----- Stored rows

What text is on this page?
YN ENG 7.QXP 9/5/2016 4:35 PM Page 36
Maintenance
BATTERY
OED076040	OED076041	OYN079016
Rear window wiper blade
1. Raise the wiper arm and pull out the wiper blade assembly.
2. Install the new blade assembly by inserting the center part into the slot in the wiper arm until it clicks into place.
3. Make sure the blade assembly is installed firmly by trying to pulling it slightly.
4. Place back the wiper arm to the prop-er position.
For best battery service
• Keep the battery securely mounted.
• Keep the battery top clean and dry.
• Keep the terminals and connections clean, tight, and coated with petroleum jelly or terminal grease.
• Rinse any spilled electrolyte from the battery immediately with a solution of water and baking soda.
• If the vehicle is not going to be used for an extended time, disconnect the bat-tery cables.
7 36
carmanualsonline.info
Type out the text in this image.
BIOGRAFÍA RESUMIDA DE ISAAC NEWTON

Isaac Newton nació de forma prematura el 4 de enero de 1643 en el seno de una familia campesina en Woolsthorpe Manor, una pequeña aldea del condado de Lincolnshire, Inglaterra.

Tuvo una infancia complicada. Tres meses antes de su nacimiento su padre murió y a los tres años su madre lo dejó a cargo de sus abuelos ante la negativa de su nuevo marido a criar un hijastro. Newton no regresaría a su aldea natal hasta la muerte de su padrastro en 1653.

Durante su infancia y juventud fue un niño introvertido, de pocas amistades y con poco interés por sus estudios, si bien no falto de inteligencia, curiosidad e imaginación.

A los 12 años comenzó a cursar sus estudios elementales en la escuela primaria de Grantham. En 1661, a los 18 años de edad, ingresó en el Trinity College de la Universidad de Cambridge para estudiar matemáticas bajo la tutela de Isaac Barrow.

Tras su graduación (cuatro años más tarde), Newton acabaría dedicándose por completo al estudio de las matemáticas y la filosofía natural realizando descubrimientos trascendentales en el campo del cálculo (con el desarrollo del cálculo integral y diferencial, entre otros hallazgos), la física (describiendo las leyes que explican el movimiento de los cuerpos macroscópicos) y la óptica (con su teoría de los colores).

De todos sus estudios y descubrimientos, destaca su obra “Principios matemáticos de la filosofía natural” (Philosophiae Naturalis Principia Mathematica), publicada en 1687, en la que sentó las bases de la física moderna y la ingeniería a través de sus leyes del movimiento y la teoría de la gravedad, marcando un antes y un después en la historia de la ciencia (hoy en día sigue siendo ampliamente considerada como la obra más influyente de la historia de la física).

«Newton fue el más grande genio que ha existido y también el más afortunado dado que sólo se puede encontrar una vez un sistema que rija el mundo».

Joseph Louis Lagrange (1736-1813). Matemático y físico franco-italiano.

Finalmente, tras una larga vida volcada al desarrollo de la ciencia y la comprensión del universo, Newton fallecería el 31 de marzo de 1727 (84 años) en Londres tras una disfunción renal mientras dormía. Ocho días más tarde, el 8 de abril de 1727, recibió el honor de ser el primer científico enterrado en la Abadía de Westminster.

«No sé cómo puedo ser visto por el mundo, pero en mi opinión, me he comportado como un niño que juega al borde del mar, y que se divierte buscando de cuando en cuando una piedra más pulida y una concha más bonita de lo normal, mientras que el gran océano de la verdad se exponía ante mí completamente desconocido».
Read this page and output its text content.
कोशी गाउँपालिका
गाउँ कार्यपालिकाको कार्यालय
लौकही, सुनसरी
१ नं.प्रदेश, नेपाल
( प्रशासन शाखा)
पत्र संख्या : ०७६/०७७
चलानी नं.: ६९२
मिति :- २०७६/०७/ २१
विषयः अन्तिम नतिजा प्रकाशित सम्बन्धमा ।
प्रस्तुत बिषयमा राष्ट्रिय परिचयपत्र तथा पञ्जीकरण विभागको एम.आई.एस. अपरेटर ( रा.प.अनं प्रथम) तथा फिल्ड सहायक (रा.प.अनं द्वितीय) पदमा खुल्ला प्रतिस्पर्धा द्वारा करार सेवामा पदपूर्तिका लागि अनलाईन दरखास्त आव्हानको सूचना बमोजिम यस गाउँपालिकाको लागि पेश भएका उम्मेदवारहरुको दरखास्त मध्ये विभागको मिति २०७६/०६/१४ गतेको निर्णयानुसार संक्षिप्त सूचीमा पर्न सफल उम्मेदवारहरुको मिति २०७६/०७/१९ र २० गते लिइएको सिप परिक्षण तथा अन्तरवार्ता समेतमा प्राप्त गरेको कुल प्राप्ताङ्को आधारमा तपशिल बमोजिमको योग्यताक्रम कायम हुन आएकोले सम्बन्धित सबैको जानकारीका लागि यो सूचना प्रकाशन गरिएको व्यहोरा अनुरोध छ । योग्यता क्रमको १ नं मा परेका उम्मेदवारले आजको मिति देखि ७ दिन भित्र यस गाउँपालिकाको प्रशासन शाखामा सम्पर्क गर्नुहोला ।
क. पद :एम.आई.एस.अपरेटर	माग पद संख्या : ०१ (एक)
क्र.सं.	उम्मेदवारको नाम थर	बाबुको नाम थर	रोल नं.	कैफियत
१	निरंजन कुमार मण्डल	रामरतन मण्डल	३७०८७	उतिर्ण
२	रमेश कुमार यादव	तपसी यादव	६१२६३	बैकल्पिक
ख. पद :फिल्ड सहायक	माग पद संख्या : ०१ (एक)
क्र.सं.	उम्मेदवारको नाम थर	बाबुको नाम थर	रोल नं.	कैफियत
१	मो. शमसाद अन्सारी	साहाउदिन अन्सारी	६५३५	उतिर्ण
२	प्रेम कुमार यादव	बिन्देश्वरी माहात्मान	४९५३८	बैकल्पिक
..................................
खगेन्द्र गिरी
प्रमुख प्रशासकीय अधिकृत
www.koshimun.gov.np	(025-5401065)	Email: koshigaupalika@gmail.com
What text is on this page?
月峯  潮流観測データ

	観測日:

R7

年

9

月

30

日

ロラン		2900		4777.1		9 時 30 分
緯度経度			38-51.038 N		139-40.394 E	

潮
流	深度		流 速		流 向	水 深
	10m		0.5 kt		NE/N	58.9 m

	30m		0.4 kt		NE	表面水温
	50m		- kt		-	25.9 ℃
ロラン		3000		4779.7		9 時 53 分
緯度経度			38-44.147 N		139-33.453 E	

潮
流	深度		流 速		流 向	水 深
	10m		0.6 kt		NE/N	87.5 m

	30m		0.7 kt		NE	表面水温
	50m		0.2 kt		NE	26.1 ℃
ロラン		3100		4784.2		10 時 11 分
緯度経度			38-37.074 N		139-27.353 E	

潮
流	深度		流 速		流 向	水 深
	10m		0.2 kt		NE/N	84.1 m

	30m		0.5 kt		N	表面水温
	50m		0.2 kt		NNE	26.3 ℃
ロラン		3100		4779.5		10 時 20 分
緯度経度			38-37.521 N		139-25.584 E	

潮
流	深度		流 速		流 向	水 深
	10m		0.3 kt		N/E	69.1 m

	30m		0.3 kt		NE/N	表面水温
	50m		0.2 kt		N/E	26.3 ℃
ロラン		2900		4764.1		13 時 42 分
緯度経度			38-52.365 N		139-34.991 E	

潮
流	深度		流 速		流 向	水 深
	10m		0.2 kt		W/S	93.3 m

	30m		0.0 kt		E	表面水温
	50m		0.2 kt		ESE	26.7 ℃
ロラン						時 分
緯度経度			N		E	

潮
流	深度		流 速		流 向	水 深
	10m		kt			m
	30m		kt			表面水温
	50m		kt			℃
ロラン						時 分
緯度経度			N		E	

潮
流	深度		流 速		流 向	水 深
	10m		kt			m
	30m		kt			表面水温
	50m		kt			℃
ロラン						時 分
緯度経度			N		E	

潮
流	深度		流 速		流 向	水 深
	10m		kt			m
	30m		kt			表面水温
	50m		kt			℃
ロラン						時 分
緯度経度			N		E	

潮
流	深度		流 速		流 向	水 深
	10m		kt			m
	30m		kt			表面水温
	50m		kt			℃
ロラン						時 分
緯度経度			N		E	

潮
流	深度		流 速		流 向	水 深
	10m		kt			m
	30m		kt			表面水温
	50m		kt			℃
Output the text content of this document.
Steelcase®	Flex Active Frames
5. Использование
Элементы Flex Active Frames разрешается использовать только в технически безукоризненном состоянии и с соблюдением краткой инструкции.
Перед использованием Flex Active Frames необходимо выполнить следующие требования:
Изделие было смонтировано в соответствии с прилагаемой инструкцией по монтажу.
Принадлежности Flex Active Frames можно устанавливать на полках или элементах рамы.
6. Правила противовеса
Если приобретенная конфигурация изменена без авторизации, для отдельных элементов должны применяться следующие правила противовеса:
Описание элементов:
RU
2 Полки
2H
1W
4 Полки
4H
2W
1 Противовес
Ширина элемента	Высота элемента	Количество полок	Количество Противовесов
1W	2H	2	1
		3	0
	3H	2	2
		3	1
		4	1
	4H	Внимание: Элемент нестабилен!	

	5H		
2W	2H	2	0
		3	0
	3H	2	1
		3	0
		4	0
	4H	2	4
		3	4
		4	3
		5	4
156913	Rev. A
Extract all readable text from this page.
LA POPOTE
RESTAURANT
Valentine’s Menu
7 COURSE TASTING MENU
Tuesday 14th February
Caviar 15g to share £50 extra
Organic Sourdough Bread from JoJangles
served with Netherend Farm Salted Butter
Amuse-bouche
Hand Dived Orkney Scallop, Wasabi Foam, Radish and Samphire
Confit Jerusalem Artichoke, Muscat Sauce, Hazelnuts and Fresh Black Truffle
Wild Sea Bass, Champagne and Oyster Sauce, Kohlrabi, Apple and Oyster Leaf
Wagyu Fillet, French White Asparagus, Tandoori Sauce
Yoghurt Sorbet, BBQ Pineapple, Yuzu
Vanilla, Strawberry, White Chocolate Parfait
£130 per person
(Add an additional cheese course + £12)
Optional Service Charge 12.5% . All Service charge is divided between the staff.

----------

* _Given problem_
Return all lines with the word "ciencia" in them.

* _Answer for this exercise_
De todos sus estudios y descubrimientos, destaca su obra “Principios matemáticos de la filosofía natural” (Philosophiae Naturalis Principia Mathematica), publicada en 1687, en la que sentó las bases de la física moderna y la ingeniería a través de sus leyes del movimiento y la teoría de la gravedad, marcando un antes y un después en la historia de la ciencia (hoy en día sigue siendo ampliamente considerada como la obra más influyente de la historia de la física).
Finalmente, tras una larga vida volcada al desarrollo de la ciencia y la comprensión del universo, Newton fallecería el 31 de marzo de 1727 (84 años) en Londres tras una disfunción renal mientras dormía. Ocho días más tarde, el 8 de abril de 1727, recibió el honor de ser el primer científico enterrado en la Abadía de Westminster.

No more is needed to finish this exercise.